# Task to complete
What follows is a block of records; reproduce all of it verbatim.
* Start *
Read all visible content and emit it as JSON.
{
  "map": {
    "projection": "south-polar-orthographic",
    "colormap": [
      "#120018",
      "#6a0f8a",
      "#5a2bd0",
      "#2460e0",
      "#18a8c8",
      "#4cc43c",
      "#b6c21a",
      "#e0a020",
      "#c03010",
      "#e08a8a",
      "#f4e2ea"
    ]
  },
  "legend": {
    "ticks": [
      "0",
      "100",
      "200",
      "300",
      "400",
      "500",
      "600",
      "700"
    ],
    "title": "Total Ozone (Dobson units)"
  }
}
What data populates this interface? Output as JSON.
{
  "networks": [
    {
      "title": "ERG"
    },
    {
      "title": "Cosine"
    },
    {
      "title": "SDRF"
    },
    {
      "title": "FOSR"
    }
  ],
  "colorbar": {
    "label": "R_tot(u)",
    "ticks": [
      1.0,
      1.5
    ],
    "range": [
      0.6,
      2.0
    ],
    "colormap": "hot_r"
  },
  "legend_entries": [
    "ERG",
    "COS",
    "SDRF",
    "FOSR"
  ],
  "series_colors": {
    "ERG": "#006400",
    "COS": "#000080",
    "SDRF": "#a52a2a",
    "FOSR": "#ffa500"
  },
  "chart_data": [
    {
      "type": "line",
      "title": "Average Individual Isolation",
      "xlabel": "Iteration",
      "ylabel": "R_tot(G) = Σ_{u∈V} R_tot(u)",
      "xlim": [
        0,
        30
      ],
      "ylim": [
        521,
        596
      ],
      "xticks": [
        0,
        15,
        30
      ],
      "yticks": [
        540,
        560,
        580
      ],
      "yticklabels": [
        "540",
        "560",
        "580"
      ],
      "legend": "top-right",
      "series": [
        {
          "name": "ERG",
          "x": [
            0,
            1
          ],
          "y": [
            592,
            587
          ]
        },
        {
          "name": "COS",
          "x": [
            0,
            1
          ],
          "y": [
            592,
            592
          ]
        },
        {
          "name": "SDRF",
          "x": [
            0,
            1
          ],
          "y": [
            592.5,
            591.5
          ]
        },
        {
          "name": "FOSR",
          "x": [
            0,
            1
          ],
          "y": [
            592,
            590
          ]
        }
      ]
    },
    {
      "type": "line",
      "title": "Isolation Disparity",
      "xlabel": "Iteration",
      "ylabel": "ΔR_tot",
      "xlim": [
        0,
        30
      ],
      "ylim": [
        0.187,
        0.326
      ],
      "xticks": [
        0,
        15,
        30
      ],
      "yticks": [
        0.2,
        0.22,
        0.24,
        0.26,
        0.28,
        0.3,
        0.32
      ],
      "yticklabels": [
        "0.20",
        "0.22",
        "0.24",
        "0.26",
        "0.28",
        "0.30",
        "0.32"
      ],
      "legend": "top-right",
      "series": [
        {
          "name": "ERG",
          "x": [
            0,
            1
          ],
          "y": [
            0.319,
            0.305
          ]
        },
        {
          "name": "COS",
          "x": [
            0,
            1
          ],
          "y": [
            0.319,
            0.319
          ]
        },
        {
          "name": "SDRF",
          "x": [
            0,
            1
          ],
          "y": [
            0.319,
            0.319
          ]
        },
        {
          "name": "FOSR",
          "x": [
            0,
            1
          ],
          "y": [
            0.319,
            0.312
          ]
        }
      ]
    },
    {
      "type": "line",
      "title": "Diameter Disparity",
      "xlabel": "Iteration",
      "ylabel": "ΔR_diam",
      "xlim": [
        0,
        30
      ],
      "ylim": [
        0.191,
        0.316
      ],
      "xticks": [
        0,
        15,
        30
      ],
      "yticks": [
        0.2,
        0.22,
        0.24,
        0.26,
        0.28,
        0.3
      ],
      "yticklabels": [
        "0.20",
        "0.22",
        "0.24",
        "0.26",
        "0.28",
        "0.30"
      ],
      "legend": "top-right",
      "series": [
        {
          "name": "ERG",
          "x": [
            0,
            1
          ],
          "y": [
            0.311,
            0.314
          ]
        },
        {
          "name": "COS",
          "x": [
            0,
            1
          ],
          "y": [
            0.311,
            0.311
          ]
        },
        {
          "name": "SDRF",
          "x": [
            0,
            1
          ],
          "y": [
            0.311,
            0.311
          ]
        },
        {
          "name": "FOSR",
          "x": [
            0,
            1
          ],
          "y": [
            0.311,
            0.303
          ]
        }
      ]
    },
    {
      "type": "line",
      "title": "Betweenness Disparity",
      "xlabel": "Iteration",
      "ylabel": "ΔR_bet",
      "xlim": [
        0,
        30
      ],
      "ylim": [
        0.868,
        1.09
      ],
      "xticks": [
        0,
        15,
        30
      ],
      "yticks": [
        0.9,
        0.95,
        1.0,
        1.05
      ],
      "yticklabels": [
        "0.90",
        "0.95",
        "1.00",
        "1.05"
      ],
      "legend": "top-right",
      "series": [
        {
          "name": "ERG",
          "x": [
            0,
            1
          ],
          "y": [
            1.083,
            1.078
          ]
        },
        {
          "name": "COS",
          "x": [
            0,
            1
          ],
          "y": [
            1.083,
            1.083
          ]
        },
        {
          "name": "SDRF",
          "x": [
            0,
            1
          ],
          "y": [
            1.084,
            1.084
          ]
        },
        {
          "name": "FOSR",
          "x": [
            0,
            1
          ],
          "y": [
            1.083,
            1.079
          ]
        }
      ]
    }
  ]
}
* End *
# Reply to the task
Read all visible content and emit it as JSON.
{
  "map": {
    "projection": "south-polar-orthographic",
    "colormap": [
      "#120018",
      "#6a0f8a",
      "#5a2bd0",
      "#2460e0",
      "#18a8c8",
      "#4cc43c",
      "#b6c21a",
      "#e0a020",
      "#c03010",
      "#e08a8a",
      "#f4e2ea"
    ]
  },
  "legend": {
    "ticks": [
      "0",
      "100",
      "200",
      "300",
      "400",
      "500",
      "600",
      "700"
    ],
    "title": "Total Ozone (Dobson units)"
  }
}
What data populates this interface? Output as JSON.
{
  "networks": [
    {
      "title": "ERG"
    },
    {
      "title": "Cosine"
    },
    {
      "title": "SDRF"
    },
    {
      "title": "FOSR"
    }
  ],
  "colorbar": {
    "label": "R_tot(u)",
    "ticks": [
      1.0,
      1.5
    ],
    "range": [
      0.6,
      2.0
    ],
    "colormap": "hot_r"
  },
  "legend_entries": [
    "ERG",
    "COS",
    "SDRF",
    "FOSR"
  ],
  "series_colors": {
    "ERG": "#006400",
    "COS": "#000080",
    "SDRF": "#a52a2a",
    "FOSR": "#ffa500"
  },
  "chart_data": [
    {
      "type": "line",
      "title": "Average Individual Isolation",
      "xlabel": "Iteration",
      "ylabel": "R_tot(G) = Σ_{u∈V} R_tot(u)",
      "xlim": [
        0,
        30
      ],
      "ylim": [
        521,
        596
      ],
      "xticks": [
        0,
        15,
        30
      ],
      "yticks": [
        540,
        560,
        580
      ],
      "yticklabels": [
        "540",
        "560",
        "580"
      ],
      "legend": "top-right",
      "series": [
        {
          "name": "ERG",
          "x": [
            0,
            1
          ],
          "y": [
            592,
            587
          ]
        },
        {
          "name": "COS",
          "x": [
            0,
            1
          ],
          "y": [
            592,
            592
          ]
        },
        {
          "name": "SDRF",
          "x": [
            0,
            1
          ],
          "y": [
            592.5,
            591.5
          ]
        },
        {
          "name": "FOSR",
          "x": [
            0,
            1
          ],
          "y": [
            592,
            590
          ]
        }
      ]
    },
    {
      "type": "line",
      "title": "Isolation Disparity",
      "xlabel": "Iteration",
      "ylabel": "ΔR_tot",
      "xlim": [
        0,
        30
      ],
      "ylim": [
        0.187,
        0.326
      ],
      "xticks": [
        0,
        15,
        30
      ],
      "yticks": [
        0.2,
        0.22,
        0.24,
        0.26,
        0.28,
        0.3,
        0.32
      ],
      "yticklabels": [
        "0.20",
        "0.22",
        "0.24",
        "0.26",
        "0.28",
        "0.30",
        "0.32"
      ],
      "legend": "top-right",
      "series": [
        {
          "name": "ERG",
          "x": [
            0,
            1
          ],
          "y": [
            0.319,
            0.305
          ]
        },
        {
          "name": "COS",
          "x": [
            0,
            1
          ],
          "y": [
            0.319,
            0.319
          ]
        },
        {
          "name": "SDRF",
          "x": [
            0,
            1
          ],
          "y": [
            0.319,
            0.319
          ]
        },
        {
          "name": "FOSR",
          "x": [
            0,
            1
          ],
          "y": [
            0.319,
            0.312
          ]
        }
      ]
    },
    {
      "type": "line",
      "title": "Diameter Disparity",
      "xlabel": "Iteration",
      "ylabel": "ΔR_diam",
      "xlim": [
        0,
        30
      ],
      "ylim": [
        0.191,
        0.316
      ],
      "xticks": [
        0,
        15,
        30
      ],
      "yticks": [
        0.2,
        0.22,
        0.24,
        0.26,
        0.28,
        0.3
      ],
      "yticklabels": [
        "0.20",
        "0.22",
        "0.24",
        "0.26",
        "0.28",
        "0.30"
      ],
      "legend": "top-right",
      "series": [
        {
          "name": "ERG",
          "x": [
            0,
            1
          ],
          "y": [
            0.311,
            0.314
          ]
        },
        {
          "name": "COS",
          "x": [
            0,
            1
          ],
          "y": [
            0.311,
            0.311
          ]
        },
        {
          "name": "SDRF",
          "x": [
            0,
            1
          ],
          "y": [
            0.311,
            0.311
          ]
        },
        {
          "name": "FOSR",
          "x": [
            0,
            1
          ],
          "y": [
            0.311,
            0.303
          ]
        }
      ]
    },
    {
      "type": "line",
      "title": "Betweenness Disparity",
      "xlabel": "Iteration",
      "ylabel": "ΔR_bet",
      "xlim": [
        0,
        30
      ],
      "ylim": [
        0.868,
        1.09
      ],
      "xticks": [
        0,
        15,
        30
      ],
      "yticks": [
        0.9,
        0.95,
        1.0,
        1.05
      ],
      "yticklabels": [
        "0.90",
        "0.95",
        "1.00",
        "1.05"
      ],
      "legend": "top-right",
      "series": [
        {
          "name": "ERG",
          "x": [
            0,
            1
          ],
          "y": [
            1.083,
            1.078
          ]
        },
        {
          "name": "COS",
          "x": [
            0,
            1
          ],
          "y": [
            1.083,
            1.083
          ]
        },
        {
          "name": "SDRF",
          "x": [
            0,
            1
          ],
          "y": [
            1.084,
            1.084
          ]
        },
        {
          "name": "FOSR",
          "x": [
            0,
            1
          ],
          "y": [
            1.083,
            1.079
          ]
        }
      ]
    }
  ]
}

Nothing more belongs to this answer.